--- START OF DATA TO USE ---

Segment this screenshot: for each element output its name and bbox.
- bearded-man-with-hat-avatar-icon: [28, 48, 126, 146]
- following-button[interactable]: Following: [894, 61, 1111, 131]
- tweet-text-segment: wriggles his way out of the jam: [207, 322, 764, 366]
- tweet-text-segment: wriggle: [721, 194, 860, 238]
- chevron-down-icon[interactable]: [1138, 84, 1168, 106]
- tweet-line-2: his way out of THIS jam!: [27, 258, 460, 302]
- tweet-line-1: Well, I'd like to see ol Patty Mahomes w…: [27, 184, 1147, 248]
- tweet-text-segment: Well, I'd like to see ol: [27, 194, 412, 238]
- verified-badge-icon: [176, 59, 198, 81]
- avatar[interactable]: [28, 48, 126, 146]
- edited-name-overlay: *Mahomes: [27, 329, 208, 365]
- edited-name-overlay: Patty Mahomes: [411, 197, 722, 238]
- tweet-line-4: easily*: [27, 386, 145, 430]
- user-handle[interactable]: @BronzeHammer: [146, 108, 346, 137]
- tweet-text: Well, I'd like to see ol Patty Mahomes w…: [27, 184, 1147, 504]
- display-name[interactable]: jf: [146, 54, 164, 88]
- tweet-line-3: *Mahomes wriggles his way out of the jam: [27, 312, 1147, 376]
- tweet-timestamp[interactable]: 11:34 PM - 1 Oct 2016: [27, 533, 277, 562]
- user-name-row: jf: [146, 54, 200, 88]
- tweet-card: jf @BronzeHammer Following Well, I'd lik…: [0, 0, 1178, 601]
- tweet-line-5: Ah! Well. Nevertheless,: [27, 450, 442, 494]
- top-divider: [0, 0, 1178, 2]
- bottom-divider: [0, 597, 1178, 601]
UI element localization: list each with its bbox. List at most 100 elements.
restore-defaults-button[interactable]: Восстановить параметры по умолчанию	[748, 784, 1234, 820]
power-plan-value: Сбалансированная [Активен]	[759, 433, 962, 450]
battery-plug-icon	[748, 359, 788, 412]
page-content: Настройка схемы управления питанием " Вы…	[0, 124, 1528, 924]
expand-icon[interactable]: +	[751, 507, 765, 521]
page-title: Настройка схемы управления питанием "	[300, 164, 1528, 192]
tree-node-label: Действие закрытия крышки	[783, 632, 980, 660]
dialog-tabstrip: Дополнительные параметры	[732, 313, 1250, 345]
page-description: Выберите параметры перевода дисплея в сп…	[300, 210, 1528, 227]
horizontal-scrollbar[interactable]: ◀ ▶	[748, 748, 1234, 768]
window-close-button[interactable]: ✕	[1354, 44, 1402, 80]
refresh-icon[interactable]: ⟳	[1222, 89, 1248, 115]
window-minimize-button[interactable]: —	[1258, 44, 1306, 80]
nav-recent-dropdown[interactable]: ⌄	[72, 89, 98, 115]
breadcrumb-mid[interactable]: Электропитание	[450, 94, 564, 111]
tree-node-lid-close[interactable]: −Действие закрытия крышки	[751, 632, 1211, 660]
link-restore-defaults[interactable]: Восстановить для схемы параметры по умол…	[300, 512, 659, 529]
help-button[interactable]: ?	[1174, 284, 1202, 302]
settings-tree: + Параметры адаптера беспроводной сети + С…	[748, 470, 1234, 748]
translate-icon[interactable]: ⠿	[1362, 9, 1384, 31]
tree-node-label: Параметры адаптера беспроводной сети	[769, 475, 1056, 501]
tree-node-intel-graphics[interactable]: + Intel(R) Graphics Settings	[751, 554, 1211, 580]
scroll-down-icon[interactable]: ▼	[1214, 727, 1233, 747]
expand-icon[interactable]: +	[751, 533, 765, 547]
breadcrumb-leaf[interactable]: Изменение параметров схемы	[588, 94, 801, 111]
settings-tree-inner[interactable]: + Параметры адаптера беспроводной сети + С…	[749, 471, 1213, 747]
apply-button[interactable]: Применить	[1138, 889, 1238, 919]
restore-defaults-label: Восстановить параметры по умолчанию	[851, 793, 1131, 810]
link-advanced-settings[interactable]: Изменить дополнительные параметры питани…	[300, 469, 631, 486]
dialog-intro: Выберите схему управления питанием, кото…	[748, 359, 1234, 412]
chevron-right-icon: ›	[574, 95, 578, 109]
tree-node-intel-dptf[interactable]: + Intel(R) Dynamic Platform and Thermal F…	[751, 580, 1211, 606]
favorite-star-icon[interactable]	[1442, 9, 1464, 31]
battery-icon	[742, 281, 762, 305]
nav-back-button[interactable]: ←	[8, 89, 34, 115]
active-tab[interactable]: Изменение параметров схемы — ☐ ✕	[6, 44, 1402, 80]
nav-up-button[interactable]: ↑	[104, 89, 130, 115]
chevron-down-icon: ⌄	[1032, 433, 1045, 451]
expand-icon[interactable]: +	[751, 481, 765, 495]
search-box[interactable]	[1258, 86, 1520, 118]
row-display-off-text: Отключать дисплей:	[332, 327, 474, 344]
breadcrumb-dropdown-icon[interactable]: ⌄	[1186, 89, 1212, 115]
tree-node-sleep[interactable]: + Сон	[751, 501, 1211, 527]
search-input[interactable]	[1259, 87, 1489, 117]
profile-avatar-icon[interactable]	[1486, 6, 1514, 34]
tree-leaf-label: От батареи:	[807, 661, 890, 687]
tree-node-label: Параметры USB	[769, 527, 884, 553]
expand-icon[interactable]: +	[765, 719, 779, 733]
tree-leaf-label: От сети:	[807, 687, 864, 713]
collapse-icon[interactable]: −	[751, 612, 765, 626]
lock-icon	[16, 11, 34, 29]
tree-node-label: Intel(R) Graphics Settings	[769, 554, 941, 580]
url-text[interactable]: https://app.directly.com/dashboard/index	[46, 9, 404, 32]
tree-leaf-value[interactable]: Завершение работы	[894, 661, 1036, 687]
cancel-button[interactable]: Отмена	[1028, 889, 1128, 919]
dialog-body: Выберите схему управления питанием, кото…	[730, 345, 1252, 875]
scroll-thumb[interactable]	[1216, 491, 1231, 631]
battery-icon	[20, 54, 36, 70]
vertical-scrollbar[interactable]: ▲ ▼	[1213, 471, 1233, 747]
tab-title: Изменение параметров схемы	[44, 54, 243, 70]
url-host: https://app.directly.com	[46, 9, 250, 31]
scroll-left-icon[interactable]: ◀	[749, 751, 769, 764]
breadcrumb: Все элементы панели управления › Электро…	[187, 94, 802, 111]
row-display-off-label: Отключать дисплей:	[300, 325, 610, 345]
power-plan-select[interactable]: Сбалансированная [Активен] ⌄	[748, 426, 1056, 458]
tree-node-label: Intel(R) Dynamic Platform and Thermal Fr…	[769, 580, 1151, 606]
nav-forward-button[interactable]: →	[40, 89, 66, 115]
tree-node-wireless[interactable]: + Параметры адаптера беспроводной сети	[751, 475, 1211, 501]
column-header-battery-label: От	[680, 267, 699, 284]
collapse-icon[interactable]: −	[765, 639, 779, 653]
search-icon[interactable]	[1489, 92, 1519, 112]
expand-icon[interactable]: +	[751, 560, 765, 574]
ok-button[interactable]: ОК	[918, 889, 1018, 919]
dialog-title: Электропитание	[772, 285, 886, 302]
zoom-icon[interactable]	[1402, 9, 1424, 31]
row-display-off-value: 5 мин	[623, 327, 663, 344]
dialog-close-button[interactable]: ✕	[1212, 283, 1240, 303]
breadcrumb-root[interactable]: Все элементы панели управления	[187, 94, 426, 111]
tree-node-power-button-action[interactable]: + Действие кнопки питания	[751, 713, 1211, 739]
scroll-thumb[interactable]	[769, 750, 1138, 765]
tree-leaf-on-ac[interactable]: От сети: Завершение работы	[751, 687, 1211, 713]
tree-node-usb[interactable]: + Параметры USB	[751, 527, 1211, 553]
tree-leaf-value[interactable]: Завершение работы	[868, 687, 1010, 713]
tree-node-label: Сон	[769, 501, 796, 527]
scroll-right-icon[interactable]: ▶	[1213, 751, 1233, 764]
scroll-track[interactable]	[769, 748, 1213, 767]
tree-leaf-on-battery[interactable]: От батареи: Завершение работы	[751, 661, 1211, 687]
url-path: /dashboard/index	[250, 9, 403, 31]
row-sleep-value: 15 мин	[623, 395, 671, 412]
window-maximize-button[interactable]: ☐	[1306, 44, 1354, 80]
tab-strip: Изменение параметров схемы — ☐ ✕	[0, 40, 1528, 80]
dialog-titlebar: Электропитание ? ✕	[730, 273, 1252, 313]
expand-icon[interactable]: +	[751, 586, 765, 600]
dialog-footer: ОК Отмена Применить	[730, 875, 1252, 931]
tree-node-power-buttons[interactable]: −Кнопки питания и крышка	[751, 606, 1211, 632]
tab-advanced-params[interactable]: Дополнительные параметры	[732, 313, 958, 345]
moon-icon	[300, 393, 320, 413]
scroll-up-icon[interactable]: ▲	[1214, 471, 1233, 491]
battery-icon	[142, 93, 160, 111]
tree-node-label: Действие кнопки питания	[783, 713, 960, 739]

--- END OF DATA TO USE ---

## GOAL OF THE EXERCISE
Can you quote, word for word, every line from the start of the records through the line containing "61, 1111, 131]", with that line included?

## THE RESULT
Segment this screenshot: for each element output its name and bbox.
- bearded-man-with-hat-avatar-icon: [28, 48, 126, 146]
- following-button[interactable]: Following: [894, 61, 1111, 131]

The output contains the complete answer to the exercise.